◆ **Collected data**

————————

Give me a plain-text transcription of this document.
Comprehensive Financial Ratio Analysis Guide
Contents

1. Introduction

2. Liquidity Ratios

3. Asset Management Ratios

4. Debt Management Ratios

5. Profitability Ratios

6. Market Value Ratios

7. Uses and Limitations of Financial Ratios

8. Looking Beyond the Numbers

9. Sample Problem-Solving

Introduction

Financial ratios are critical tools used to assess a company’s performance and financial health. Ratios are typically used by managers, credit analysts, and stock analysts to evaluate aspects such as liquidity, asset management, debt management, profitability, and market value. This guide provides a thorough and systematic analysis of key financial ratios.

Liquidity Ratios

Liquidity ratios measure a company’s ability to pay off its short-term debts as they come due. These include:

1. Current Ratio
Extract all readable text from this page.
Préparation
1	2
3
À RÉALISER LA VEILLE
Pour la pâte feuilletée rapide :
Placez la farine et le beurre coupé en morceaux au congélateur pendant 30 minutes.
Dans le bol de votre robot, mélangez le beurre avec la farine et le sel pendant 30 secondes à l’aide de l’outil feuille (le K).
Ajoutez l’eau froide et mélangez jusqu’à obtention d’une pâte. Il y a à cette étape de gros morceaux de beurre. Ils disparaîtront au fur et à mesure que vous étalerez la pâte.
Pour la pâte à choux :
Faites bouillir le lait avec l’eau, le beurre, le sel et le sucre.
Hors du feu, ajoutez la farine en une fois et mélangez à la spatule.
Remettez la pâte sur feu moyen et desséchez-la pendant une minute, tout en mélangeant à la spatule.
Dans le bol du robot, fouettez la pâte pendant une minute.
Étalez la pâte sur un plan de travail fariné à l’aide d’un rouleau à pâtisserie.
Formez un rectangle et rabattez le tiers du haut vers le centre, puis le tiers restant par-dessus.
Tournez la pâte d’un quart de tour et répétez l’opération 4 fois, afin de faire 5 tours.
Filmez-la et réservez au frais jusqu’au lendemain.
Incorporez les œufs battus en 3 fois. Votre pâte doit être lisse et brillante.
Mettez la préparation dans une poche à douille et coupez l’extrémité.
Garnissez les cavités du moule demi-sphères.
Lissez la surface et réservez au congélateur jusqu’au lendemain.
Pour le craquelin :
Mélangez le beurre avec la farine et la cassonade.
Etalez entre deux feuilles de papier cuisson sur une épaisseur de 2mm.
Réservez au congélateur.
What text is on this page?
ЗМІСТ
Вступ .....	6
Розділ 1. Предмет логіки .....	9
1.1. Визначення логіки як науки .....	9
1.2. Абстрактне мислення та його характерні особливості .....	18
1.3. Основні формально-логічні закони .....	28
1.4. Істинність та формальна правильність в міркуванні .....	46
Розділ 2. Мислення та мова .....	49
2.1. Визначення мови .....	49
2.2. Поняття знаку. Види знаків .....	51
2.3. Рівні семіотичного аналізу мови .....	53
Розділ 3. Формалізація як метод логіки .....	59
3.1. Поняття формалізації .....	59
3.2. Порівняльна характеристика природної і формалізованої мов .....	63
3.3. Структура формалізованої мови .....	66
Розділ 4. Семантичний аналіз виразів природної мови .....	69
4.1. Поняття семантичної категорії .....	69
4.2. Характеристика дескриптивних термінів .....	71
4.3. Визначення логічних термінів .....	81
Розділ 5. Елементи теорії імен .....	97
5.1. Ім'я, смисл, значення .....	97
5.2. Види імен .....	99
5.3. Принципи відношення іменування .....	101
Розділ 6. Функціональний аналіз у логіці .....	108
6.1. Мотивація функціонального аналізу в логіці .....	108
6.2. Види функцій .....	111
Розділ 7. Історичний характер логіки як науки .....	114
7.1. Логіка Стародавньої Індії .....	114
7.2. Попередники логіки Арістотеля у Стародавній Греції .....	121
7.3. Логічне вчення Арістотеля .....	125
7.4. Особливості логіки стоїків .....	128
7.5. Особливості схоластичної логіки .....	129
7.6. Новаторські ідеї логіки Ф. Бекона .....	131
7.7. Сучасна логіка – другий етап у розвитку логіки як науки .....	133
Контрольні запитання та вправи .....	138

————————

◆ **Exercise requirements**
Leave out every line without the string "congélateur" and copy the rest.

◆ **Written solution**
Placez la farine et le beurre coupé en morceaux au congélateur pendant 30 minutes.
Lissez la surface et réservez au congélateur jusqu’au lendemain.
Réservez au congélateur.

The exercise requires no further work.